-------- Provided entries --------

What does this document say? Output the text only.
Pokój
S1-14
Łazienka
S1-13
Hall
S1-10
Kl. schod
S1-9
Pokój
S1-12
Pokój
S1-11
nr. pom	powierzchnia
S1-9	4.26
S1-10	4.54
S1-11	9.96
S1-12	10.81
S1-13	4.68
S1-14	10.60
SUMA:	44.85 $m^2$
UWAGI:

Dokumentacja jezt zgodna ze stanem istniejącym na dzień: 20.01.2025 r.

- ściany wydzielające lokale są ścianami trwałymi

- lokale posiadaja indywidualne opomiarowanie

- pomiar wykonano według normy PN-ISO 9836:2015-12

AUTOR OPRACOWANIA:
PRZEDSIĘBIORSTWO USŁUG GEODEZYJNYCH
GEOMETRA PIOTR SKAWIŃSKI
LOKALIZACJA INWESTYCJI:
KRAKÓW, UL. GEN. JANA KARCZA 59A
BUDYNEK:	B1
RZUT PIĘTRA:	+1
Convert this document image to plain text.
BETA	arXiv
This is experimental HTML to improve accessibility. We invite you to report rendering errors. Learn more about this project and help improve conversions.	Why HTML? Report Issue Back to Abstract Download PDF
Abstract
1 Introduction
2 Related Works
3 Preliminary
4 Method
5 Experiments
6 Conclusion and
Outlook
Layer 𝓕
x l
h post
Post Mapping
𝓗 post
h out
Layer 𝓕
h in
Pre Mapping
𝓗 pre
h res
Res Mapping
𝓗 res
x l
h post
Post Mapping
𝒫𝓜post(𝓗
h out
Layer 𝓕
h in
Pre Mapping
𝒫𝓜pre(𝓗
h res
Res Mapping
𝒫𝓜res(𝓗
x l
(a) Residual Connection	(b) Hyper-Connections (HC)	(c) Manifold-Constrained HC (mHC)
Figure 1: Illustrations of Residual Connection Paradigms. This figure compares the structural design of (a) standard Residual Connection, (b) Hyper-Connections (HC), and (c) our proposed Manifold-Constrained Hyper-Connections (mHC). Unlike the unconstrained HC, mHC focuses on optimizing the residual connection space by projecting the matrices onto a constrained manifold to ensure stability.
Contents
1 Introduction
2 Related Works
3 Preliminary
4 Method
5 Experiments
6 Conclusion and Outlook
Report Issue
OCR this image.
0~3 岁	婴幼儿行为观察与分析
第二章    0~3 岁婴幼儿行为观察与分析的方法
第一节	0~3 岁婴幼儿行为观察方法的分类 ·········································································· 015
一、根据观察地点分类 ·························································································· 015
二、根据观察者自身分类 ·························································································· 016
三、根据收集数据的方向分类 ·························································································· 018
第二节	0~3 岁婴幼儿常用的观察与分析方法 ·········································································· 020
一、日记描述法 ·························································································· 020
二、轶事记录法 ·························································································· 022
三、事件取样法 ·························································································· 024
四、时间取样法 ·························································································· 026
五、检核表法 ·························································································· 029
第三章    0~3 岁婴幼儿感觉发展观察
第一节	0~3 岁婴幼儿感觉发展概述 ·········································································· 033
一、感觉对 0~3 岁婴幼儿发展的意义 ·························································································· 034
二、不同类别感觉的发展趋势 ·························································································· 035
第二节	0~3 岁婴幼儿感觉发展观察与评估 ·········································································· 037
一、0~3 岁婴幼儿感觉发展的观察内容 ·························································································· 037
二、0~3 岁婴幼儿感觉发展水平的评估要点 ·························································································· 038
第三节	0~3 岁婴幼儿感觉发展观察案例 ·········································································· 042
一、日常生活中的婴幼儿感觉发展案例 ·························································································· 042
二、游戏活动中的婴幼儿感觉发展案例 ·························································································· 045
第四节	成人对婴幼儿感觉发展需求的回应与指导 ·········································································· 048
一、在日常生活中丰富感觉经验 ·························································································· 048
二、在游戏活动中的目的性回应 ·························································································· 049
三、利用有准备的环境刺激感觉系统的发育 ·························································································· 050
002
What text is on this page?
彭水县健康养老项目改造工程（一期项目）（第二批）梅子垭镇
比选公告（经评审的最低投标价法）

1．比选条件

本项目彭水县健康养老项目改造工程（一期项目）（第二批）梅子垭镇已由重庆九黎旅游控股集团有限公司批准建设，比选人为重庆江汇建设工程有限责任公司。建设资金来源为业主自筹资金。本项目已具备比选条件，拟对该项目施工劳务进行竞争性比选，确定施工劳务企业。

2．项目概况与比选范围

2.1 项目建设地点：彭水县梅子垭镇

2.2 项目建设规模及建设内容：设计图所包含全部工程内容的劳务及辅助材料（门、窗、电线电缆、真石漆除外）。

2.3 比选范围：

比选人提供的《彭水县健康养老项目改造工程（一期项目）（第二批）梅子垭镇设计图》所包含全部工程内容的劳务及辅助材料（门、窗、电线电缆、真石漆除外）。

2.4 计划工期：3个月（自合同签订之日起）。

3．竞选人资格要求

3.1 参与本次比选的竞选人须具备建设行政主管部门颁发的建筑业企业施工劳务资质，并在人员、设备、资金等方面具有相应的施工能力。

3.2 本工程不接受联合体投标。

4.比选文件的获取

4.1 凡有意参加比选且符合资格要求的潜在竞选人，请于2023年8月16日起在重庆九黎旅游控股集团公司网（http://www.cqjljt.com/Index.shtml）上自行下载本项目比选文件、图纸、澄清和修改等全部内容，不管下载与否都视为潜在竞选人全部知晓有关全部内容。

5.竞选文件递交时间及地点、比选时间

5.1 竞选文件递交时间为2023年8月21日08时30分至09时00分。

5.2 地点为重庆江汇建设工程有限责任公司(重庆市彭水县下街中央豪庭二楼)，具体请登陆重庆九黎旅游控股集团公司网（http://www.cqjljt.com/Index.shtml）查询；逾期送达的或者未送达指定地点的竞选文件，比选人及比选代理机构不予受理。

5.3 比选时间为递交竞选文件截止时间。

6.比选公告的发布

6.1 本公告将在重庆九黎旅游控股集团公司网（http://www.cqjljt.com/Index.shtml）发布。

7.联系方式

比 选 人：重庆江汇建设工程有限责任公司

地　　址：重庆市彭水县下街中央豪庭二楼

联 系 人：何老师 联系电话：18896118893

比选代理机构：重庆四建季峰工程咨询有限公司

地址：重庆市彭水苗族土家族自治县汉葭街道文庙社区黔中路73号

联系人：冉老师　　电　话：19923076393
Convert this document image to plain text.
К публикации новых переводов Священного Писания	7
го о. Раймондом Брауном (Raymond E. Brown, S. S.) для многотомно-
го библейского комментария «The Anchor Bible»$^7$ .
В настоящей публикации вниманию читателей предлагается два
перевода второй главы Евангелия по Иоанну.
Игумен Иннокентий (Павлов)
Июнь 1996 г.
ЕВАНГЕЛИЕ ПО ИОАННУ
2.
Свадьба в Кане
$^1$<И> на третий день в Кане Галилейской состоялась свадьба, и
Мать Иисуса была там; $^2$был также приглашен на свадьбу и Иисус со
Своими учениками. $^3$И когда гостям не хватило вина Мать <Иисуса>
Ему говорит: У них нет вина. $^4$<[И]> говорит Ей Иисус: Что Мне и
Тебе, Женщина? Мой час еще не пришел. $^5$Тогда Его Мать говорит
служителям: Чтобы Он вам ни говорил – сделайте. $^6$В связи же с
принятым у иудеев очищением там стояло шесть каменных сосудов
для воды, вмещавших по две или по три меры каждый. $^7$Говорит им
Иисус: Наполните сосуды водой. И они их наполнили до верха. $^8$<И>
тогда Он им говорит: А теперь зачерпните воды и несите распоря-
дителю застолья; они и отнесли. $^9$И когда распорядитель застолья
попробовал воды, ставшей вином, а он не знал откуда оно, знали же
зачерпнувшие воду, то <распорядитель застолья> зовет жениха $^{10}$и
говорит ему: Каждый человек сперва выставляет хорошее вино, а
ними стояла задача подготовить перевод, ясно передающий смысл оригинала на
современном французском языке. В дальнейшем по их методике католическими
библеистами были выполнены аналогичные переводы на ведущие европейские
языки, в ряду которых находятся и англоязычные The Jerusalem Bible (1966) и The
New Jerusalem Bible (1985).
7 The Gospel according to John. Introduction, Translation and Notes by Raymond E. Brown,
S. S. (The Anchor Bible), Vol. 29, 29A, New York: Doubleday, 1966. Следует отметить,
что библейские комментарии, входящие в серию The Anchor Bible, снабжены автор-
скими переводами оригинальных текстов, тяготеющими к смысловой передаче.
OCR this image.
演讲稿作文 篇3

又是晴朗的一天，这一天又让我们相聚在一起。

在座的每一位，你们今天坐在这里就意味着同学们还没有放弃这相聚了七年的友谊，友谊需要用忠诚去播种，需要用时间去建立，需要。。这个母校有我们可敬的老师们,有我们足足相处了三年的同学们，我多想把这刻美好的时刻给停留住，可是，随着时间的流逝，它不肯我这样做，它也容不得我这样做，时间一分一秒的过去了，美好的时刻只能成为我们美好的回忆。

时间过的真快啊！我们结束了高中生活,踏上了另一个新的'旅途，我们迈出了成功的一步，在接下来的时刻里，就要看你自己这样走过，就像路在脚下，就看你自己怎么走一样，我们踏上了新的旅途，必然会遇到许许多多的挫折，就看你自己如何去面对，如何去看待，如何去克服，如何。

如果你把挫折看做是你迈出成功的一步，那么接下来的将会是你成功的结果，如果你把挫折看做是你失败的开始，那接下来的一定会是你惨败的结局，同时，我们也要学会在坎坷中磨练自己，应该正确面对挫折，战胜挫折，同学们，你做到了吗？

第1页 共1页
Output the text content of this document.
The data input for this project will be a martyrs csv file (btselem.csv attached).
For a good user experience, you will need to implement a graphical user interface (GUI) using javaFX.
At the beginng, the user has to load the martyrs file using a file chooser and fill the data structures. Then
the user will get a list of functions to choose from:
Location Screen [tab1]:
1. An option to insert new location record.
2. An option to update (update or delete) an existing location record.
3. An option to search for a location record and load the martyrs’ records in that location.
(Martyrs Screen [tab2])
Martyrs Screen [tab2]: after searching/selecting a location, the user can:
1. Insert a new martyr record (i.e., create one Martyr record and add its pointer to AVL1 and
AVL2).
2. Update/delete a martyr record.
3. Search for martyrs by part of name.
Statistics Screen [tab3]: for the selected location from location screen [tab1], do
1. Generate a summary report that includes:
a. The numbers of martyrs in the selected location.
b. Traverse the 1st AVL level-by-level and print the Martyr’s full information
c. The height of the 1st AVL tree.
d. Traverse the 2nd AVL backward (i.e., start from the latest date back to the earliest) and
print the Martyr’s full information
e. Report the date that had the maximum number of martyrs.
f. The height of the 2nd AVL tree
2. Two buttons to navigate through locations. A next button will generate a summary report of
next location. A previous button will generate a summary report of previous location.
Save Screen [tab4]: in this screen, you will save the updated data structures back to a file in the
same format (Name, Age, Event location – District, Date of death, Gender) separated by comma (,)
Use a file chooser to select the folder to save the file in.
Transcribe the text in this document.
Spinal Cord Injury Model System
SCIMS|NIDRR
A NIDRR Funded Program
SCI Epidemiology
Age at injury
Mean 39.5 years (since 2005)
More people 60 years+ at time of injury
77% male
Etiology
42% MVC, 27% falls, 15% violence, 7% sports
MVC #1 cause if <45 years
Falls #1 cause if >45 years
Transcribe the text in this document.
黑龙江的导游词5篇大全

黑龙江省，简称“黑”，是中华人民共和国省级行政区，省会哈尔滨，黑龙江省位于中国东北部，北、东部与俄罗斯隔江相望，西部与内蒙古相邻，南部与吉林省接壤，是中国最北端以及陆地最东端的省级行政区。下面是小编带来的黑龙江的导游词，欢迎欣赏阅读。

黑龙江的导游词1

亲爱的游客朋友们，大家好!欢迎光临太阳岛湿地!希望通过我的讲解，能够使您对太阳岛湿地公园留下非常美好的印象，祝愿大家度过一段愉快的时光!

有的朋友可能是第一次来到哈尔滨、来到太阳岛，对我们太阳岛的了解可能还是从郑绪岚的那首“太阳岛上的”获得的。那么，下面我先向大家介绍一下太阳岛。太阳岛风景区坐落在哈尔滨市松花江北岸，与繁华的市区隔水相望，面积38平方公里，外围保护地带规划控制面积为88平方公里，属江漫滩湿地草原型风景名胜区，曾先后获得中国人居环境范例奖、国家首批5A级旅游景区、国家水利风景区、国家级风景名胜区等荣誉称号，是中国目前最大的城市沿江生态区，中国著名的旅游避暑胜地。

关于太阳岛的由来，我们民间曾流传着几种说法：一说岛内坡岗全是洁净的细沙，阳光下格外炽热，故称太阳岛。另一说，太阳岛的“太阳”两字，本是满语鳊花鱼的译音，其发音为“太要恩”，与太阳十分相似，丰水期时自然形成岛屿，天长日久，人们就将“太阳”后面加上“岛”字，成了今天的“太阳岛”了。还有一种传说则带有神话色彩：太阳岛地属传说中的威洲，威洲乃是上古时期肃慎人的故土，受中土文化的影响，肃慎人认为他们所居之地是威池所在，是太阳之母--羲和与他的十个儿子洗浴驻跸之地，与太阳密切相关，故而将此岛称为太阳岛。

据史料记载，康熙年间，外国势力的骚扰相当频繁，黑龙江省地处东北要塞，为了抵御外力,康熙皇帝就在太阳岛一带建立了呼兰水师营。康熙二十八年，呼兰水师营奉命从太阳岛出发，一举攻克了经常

--------

§ **Written request**
Show each line holding the word "Manifold".

§ **Exercise response**
(a) Residual Connection	(b) Hyper-Connections (HC)	(c) Manifold-Constrained HC (mHC)
Figure 1: Illustrations of Residual Connection Paradigms. This figure compares the structural design of (a) standard Residual Connection, (b) Hyper-Connections (HC), and (c) our proposed Manifold-Constrained Hyper-Connections (mHC). Unlike the unconstrained HC, mHC focuses on optimizing the residual connection space by projecting the matrices onto a constrained manifold to ensure stability.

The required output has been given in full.